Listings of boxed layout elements
=-=-=-=-=

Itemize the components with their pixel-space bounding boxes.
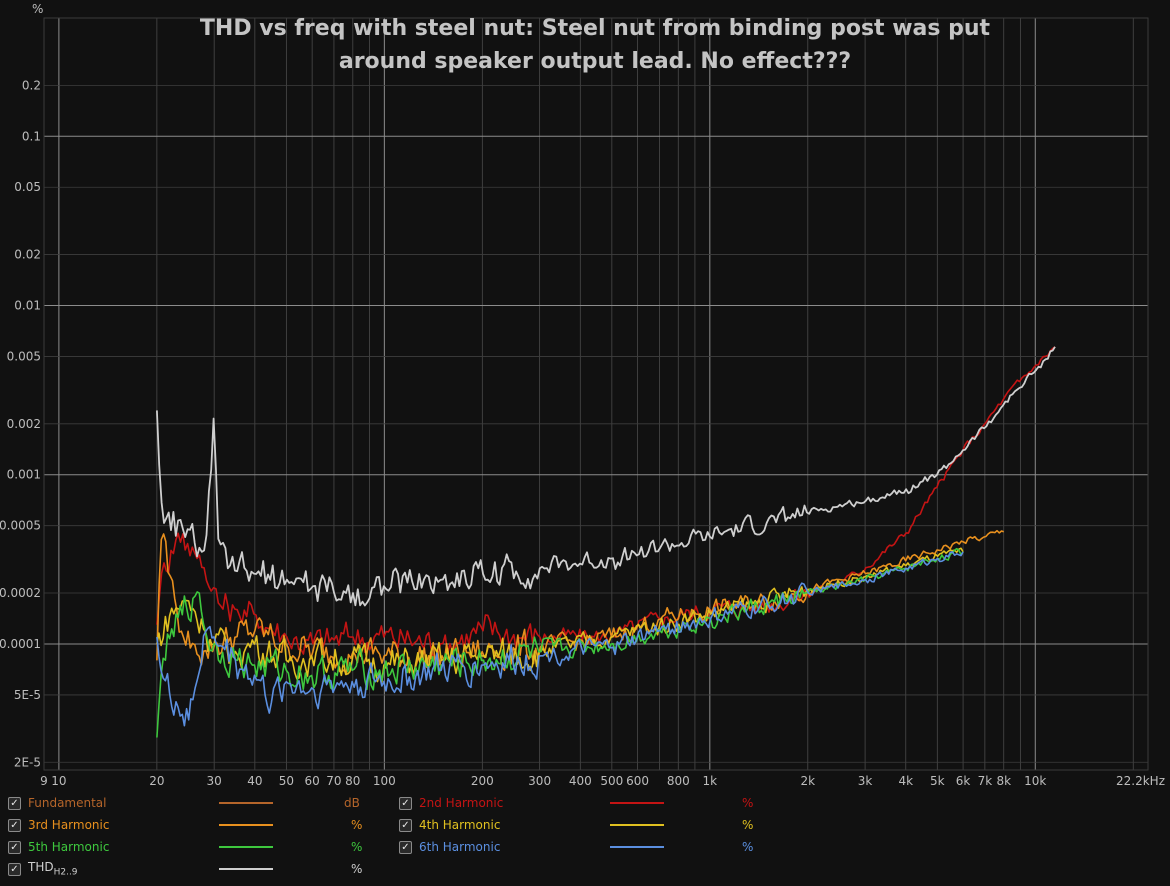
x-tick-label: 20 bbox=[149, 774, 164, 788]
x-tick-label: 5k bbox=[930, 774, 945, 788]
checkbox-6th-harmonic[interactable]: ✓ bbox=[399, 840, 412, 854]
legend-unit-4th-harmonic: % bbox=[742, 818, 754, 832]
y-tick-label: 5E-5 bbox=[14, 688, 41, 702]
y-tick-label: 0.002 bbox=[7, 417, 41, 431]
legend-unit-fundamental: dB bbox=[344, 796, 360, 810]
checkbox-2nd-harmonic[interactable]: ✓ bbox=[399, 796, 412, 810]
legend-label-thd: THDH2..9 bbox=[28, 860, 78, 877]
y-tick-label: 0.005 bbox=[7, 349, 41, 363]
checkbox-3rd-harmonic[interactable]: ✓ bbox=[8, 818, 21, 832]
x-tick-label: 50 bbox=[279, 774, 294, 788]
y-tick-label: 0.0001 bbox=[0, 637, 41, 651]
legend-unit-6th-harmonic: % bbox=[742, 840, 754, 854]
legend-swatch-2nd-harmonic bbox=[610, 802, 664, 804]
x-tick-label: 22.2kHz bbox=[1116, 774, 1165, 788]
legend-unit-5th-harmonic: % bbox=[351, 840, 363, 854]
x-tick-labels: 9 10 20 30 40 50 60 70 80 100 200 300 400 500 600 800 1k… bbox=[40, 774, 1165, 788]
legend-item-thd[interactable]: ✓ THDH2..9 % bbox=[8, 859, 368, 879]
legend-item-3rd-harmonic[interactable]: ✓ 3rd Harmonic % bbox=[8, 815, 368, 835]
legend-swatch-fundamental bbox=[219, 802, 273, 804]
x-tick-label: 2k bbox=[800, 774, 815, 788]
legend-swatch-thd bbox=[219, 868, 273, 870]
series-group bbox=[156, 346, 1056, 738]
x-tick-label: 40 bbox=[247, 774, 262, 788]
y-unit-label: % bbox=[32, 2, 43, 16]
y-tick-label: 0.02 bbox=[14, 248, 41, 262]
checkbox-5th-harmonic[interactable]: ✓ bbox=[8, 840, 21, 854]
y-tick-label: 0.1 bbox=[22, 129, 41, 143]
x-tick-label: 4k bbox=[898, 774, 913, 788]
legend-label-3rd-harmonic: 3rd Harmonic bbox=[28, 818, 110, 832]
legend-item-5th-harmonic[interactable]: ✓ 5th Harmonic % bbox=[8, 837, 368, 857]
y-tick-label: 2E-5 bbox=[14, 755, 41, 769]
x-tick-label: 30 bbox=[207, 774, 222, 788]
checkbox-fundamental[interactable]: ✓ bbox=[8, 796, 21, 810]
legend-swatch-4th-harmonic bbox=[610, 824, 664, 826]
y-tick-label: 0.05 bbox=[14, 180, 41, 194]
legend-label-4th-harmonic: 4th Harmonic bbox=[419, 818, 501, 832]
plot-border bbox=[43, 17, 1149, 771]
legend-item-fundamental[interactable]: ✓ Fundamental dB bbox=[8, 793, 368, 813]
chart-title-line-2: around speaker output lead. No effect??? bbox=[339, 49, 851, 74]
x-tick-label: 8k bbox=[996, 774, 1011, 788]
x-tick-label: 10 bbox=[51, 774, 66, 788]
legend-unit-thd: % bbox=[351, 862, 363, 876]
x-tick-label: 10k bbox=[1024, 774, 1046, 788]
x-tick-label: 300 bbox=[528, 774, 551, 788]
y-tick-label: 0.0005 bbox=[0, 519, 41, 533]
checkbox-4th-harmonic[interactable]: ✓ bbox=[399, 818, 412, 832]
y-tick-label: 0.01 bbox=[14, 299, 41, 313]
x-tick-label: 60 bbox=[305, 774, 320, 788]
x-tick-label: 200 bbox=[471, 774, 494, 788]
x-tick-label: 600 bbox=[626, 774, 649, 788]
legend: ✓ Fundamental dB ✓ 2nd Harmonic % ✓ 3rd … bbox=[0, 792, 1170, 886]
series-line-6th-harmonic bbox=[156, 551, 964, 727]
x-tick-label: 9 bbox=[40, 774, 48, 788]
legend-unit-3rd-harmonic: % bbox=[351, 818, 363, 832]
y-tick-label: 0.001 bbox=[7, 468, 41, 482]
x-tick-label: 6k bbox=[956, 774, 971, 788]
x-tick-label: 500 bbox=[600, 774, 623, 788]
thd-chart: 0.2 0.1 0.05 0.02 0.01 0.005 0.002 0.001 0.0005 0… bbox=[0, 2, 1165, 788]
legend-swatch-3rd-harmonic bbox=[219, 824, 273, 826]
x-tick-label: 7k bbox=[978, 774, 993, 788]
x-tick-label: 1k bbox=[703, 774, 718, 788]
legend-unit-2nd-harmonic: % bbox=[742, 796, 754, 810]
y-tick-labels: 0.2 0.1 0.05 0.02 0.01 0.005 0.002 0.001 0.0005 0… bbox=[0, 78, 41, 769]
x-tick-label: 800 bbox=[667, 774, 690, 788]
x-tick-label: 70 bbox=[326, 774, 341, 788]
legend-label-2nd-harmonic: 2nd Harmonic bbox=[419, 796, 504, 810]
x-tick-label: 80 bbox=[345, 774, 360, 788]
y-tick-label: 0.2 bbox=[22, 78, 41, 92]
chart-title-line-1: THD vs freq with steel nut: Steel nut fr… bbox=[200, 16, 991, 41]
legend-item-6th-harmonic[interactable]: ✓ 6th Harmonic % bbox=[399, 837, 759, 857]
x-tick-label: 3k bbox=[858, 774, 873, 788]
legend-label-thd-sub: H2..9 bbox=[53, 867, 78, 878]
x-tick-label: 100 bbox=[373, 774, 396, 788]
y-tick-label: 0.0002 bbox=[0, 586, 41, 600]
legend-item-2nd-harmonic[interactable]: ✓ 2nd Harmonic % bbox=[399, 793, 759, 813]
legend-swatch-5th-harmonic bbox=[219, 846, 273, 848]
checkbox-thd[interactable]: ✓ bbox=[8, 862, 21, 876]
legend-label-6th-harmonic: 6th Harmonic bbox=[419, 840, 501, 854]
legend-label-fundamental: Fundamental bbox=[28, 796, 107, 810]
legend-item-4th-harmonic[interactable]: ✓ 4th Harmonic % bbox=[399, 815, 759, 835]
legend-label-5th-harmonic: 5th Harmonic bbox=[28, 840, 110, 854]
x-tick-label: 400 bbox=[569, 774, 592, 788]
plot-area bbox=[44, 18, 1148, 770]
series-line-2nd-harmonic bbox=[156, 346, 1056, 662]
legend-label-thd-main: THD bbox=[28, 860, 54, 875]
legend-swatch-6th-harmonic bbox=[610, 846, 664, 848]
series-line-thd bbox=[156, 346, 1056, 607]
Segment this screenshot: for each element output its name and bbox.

=-=-=-=-=

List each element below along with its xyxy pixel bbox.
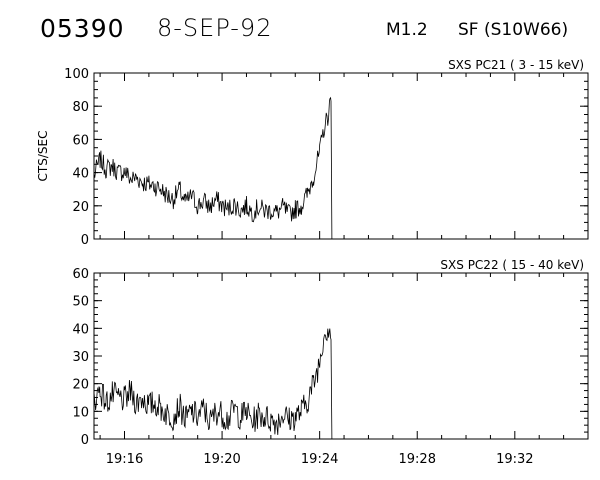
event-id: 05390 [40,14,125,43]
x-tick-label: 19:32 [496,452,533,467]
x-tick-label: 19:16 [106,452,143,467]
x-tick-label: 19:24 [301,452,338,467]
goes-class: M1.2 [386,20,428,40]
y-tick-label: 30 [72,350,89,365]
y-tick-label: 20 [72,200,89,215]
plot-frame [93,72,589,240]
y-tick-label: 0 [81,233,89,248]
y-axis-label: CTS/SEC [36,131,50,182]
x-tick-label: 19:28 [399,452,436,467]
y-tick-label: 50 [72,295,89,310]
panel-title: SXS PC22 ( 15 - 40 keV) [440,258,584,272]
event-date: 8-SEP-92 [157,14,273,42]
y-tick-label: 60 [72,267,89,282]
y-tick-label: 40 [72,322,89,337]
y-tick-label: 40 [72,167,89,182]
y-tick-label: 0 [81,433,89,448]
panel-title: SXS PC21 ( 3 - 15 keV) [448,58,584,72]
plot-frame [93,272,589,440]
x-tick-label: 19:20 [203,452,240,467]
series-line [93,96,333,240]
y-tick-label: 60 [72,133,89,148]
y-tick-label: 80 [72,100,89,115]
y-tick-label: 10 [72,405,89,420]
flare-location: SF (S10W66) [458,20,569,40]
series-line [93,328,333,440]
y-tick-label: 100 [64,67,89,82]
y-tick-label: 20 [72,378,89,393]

=-=-=-=-=

**Task goal**
Render the stretch of records from the line containing "x-tick-label: 20 bbox=[149, 774, 164, 788]" through the line containing "y-tick-label: 0.005 bbox=[7, 349, 41, 363]" as a JSON list of strings, one per line, leaving out blank lines.

**Finished exercise**
[
  "x-tick-label: 20 bbox=[149, 774, 164, 788]",
  "x-tick-label: 5k bbox=[930, 774, 945, 788]",
  "checkbox-6th-harmonic[interactable]: ✓ bbox=[399, 840, 412, 854]",
  "legend-unit-4th-harmonic: % bbox=[742, 818, 754, 832]",
  "y-tick-label: 5E-5 bbox=[14, 688, 41, 702]",
  "y-tick-label: 0.002 bbox=[7, 417, 41, 431]",
  "legend-unit-fundamental: dB bbox=[344, 796, 360, 810]",
  "checkbox-2nd-harmonic[interactable]: ✓ bbox=[399, 796, 412, 810]",
  "legend-label-thd: THDH2..9 bbox=[28, 860, 78, 877]",
  "y-tick-label: 0.005 bbox=[7, 349, 41, 363]"
]